All of the data that follows should be retyped exactly, please, except the pictures.

Data shown start

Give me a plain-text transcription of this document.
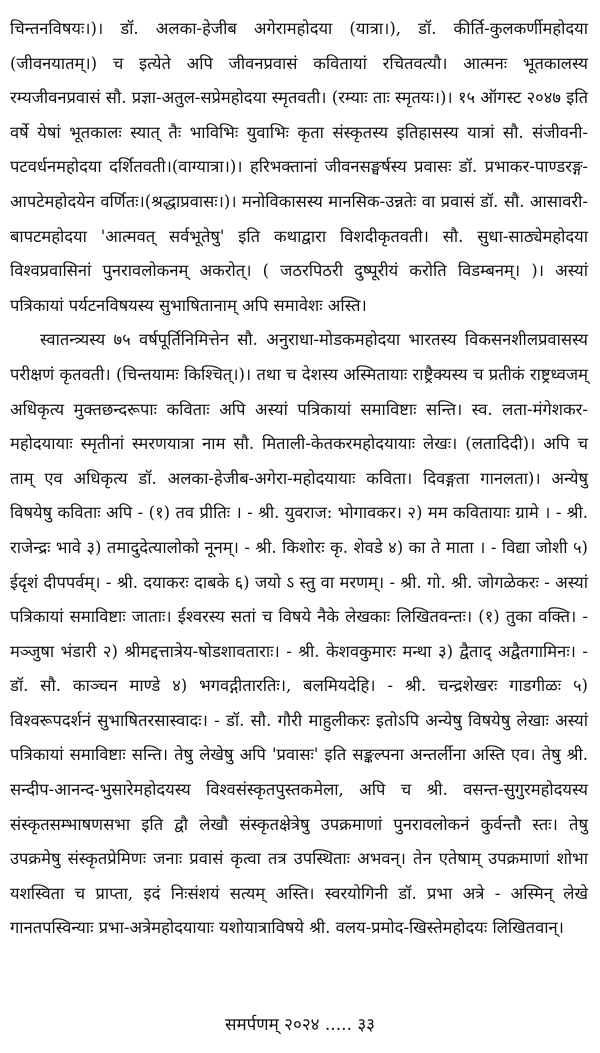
चिन्तनविषयः।)। डॉ. अलका-हेजीब अगेरामहोदया (यात्रा।), डॉ. कीर्ति-कुलकर्णीमहोदया (जीवनयातम्।) च इत्येते अपि जीवनप्रवासं कवितायां रचितवत्यौ। आत्मनः भूतकालस्य रम्यजीवनप्रवासं सौ. प्रज्ञा-अतुल-सप्रेमहोदया स्मृतवती। (रम्याः ताः स्मृतयः।)। १५ ऑगस्ट २०४७ इति वर्षे येषां भूतकालः स्यात् तैः भाविभिः युवाभिः कृता संस्कृतस्य इतिहासस्य यात्रां सौ. संजीवनी-पटवर्धनमहोदया दर्शितवती।(वाग्यात्रा।)। हरिभक्तानां जीवनसङ्घर्षस्य प्रवासः डॉ. प्रभाकर-पाण्डरङ्ग-आपटेमहोदयेन वर्णितः।(श्रद्धाप्रवासः।)। मनोविकासस्य मानसिक-उन्नतेः वा प्रवासं डॉ. सौ. आसावरी-बापटमहोदया 'आत्मवत् सर्वभूतेषु' इति कथाद्वारा विशदीकृतवती। सौ. सुधा-साठ्येमहोदया विश्वप्रवासिनां पुनरावलोकनम् अकरोत्। ( जठरपिठरी दुष्पूरीयं करोति विडम्बनम्। )। अस्यां पत्रिकायां पर्यटनविषयस्य सुभाषितानाम् अपि समावेशः अस्ति।

स्वातन्त्र्यस्य ७५ वर्षपूर्तिनिमित्तेन सौ. अनुराधा-मोडकमहोदया भारतस्य विकसनशीलप्रवासस्य परीक्षणं कृतवती। (चिन्तयामः किश्चित्।)। तथा च देशस्य अस्मितायाः राष्ट्रैक्यस्य च प्रतीकं राष्ट्रध्वजम् अधिकृत्य मुक्तछन्दरूपाः कविताः अपि अस्यां पत्रिकायां समाविष्टाः सन्ति। स्व. लता-मंगेशकर-महोदयायाः स्मृतीनां स्मरणयात्रा नाम सौ. मिताली-केतकरमहोदयायाः लेखः। (लतादिदी)। अपि च ताम् एव अधिकृत्य डॉ. अलका-हेजीब-अगेरा-महोदयायाः कविता। दिवङ्गता गानलता)। अन्येषु विषयेषु कविताः अपि - (१) तव प्रीतिः । - श्री. युवराज: भोगावकर। २) मम कवितायाः ग्रामे । - श्री. राजेन्द्रः भावे ३) तमादुदेत्यालोको नूनम्। - श्री. किशोरः कृ. शेवडे ४) का ते माता । - विद्या जोशी ५) ईदृशं दीपपर्वम्। - श्री. दयाकरः दाबके ६) जयो ऽ स्तु वा मरणम्। - श्री. गो. श्री. जोगळेकरः - अस्यां पत्रिकायां समाविष्टाः जाताः। ईश्वरस्य सतां च विषये नैके लेखकाः लिखितवन्तः। (१) तुका वक्ति। - मञ्जुषा भंडारी २) श्रीमद्दत्तात्रेय-षोडशावताराः। - श्री. केशवकुमारः मन्था ३) द्वैताद् अद्वैतगामिनः। - डॉ. सौ. काञ्चन माण्डे ४) भगवद्गीतारतिः।, बलमियदेहि। - श्री. चन्द्रशेखरः गाडगीळः ५) विश्वरूपदर्शनं सुभाषितरसास्वादः। - डॉ. सौ. गौरी माहुलीकरः इतोऽपि अन्येषु विषयेषु लेखाः अस्यां पत्रिकायां समाविष्टाः सन्ति। तेषु लेखेषु अपि 'प्रवासः' इति सङ्कल्पना अन्तर्लीना अस्ति एव। तेषु श्री. सन्दीप-आनन्द-भुसारेमहोदयस्य विश्वसंस्कृतपुस्तकमेला, अपि च श्री. वसन्त-सुगुरमहोदयस्य संस्कृतसम्भाषणसभा इति द्वौ लेखौ संस्कृतक्षेत्रेषु उपक्रमाणां पुनरावलोकनं कुर्वन्तौ स्तः। तेषु उपक्रमेषु संस्कृतप्रेमिणः जनाः प्रवासं कृत्वा तत्र उपस्थिताः अभवन्। तेन एतेषाम् उपक्रमाणां शोभा यशस्विता च प्राप्ता, इदं निःसंशयं सत्यम् अस्ति। स्वरयोगिनी डॉ. प्रभा अत्रे - अस्मिन् लेखे गानतपस्विन्याः प्रभा-अत्रेमहोदयायाः यशोयात्राविषये श्री. वलय-प्रमोद-खिस्तेमहोदयः लिखितवान्।

समर्पणम् २०२४ ..... ३३
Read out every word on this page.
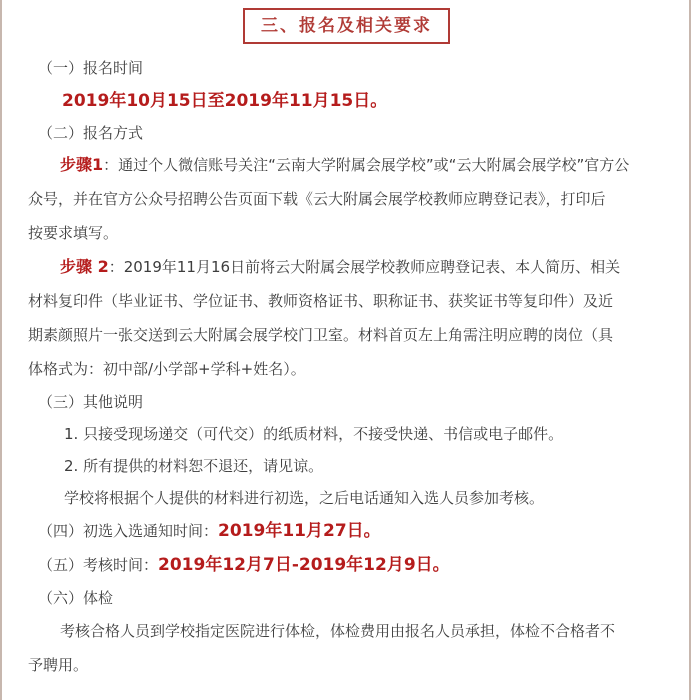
三、报名及相关要求

（一）报名时间

2019年10月15日至2019年11月15日。

（二）报名方式

步骤1：通过个人微信账号关注“云南大学附属会展学校”或“云大附属会展学校”官方公

众号，并在官方公众号招聘公告页面下载《云大附属会展学校教师应聘登记表》，打印后

按要求填写。

步骤 2：2019年11月16日前将云大附属会展学校教师应聘登记表、本人简历、相关

材料复印件（毕业证书、学位证书、教师资格证书、职称证书、获奖证书等复印件）及近

期素颜照片一张交送到云大附属会展学校门卫室。材料首页左上角需注明应聘的岗位（具

体格式为：初中部/小学部+学科+姓名）。

（三）其他说明

1. 只接受现场递交（可代交）的纸质材料，不接受快递、书信或电子邮件。

2. 所有提供的材料恕不退还，请见谅。

学校将根据个人提供的材料进行初选，之后电话通知入选人员参加考核。

（四）初选入选通知时间：2019年11月27日。

（五）考核时间：2019年12月7日-2019年12月9日。

（六）体检

考核合格人员到学校指定医院进行体检，体检费用由报名人员承担，体检不合格者不

予聘用。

Data shown end

**Task response:**
Give me a plain-text transcription of this document.
चिन्तनविषयः।)। डॉ. अलका-हेजीब अगेरामहोदया (यात्रा।), डॉ. कीर्ति-कुलकर्णीमहोदया (जीवनयातम्।) च इत्येते अपि जीवनप्रवासं कवितायां रचितवत्यौ। आत्मनः भूतकालस्य रम्यजीवनप्रवासं सौ. प्रज्ञा-अतुल-सप्रेमहोदया स्मृतवती। (रम्याः ताः स्मृतयः।)। १५ ऑगस्ट २०४७ इति वर्षे येषां भूतकालः स्यात् तैः भाविभिः युवाभिः कृता संस्कृतस्य इतिहासस्य यात्रां सौ. संजीवनी-पटवर्धनमहोदया दर्शितवती।(वाग्यात्रा।)। हरिभक्तानां जीवनसङ्घर्षस्य प्रवासः डॉ. प्रभाकर-पाण्डरङ्ग-आपटेमहोदयेन वर्णितः।(श्रद्धाप्रवासः।)। मनोविकासस्य मानसिक-उन्नतेः वा प्रवासं डॉ. सौ. आसावरी-बापटमहोदया 'आत्मवत् सर्वभूतेषु' इति कथाद्वारा विशदीकृतवती। सौ. सुधा-साठ्येमहोदया विश्वप्रवासिनां पुनरावलोकनम् अकरोत्। ( जठरपिठरी दुष्पूरीयं करोति विडम्बनम्। )। अस्यां पत्रिकायां पर्यटनविषयस्य सुभाषितानाम् अपि समावेशः अस्ति।

स्वातन्त्र्यस्य ७५ वर्षपूर्तिनिमित्तेन सौ. अनुराधा-मोडकमहोदया भारतस्य विकसनशीलप्रवासस्य परीक्षणं कृतवती। (चिन्तयामः किश्चित्।)। तथा च देशस्य अस्मितायाः राष्ट्रैक्यस्य च प्रतीकं राष्ट्रध्वजम् अधिकृत्य मुक्तछन्दरूपाः कविताः अपि अस्यां पत्रिकायां समाविष्टाः सन्ति। स्व. लता-मंगेशकर-महोदयायाः स्मृतीनां स्मरणयात्रा नाम सौ. मिताली-केतकरमहोदयायाः लेखः। (लतादिदी)। अपि च ताम् एव अधिकृत्य डॉ. अलका-हेजीब-अगेरा-महोदयायाः कविता। दिवङ्गता गानलता)। अन्येषु विषयेषु कविताः अपि - (१) तव प्रीतिः । - श्री. युवराज: भोगावकर। २) मम कवितायाः ग्रामे । - श्री. राजेन्द्रः भावे ३) तमादुदेत्यालोको नूनम्। - श्री. किशोरः कृ. शेवडे ४) का ते माता । - विद्या जोशी ५) ईदृशं दीपपर्वम्। - श्री. दयाकरः दाबके ६) जयो ऽ स्तु वा मरणम्। - श्री. गो. श्री. जोगळेकरः - अस्यां पत्रिकायां समाविष्टाः जाताः। ईश्वरस्य सतां च विषये नैके लेखकाः लिखितवन्तः। (१) तुका वक्ति। - मञ्जुषा भंडारी २) श्रीमद्दत्तात्रेय-षोडशावताराः। - श्री. केशवकुमारः मन्था ३) द्वैताद् अद्वैतगामिनः। - डॉ. सौ. काञ्चन माण्डे ४) भगवद्गीतारतिः।, बलमियदेहि। - श्री. चन्द्रशेखरः गाडगीळः ५) विश्वरूपदर्शनं सुभाषितरसास्वादः। - डॉ. सौ. गौरी माहुलीकरः इतोऽपि अन्येषु विषयेषु लेखाः अस्यां पत्रिकायां समाविष्टाः सन्ति। तेषु लेखेषु अपि 'प्रवासः' इति सङ्कल्पना अन्तर्लीना अस्ति एव। तेषु श्री. सन्दीप-आनन्द-भुसारेमहोदयस्य विश्वसंस्कृतपुस्तकमेला, अपि च श्री. वसन्त-सुगुरमहोदयस्य संस्कृतसम्भाषणसभा इति द्वौ लेखौ संस्कृतक्षेत्रेषु उपक्रमाणां पुनरावलोकनं कुर्वन्तौ स्तः। तेषु उपक्रमेषु संस्कृतप्रेमिणः जनाः प्रवासं कृत्वा तत्र उपस्थिताः अभवन्। तेन एतेषाम् उपक्रमाणां शोभा यशस्विता च प्राप्ता, इदं निःसंशयं सत्यम् अस्ति। स्वरयोगिनी डॉ. प्रभा अत्रे - अस्मिन् लेखे गानतपस्विन्याः प्रभा-अत्रेमहोदयायाः यशोयात्राविषये श्री. वलय-प्रमोद-खिस्तेमहोदयः लिखितवान्।

समर्पणम् २०२४ ..... ३३
Read out every word on this page.
三、报名及相关要求

（一）报名时间

2019年10月15日至2019年11月15日。

（二）报名方式

步骤1：通过个人微信账号关注“云南大学附属会展学校”或“云大附属会展学校”官方公

众号，并在官方公众号招聘公告页面下载《云大附属会展学校教师应聘登记表》，打印后

按要求填写。

步骤 2：2019年11月16日前将云大附属会展学校教师应聘登记表、本人简历、相关

材料复印件（毕业证书、学位证书、教师资格证书、职称证书、获奖证书等复印件）及近

期素颜照片一张交送到云大附属会展学校门卫室。材料首页左上角需注明应聘的岗位（具

体格式为：初中部/小学部+学科+姓名）。

（三）其他说明

1. 只接受现场递交（可代交）的纸质材料，不接受快递、书信或电子邮件。

2. 所有提供的材料恕不退还，请见谅。

学校将根据个人提供的材料进行初选，之后电话通知入选人员参加考核。

（四）初选入选通知时间：2019年11月27日。

（五）考核时间：2019年12月7日-2019年12月9日。

（六）体检

考核合格人员到学校指定医院进行体检，体检费用由报名人员承担，体检不合格者不

予聘用。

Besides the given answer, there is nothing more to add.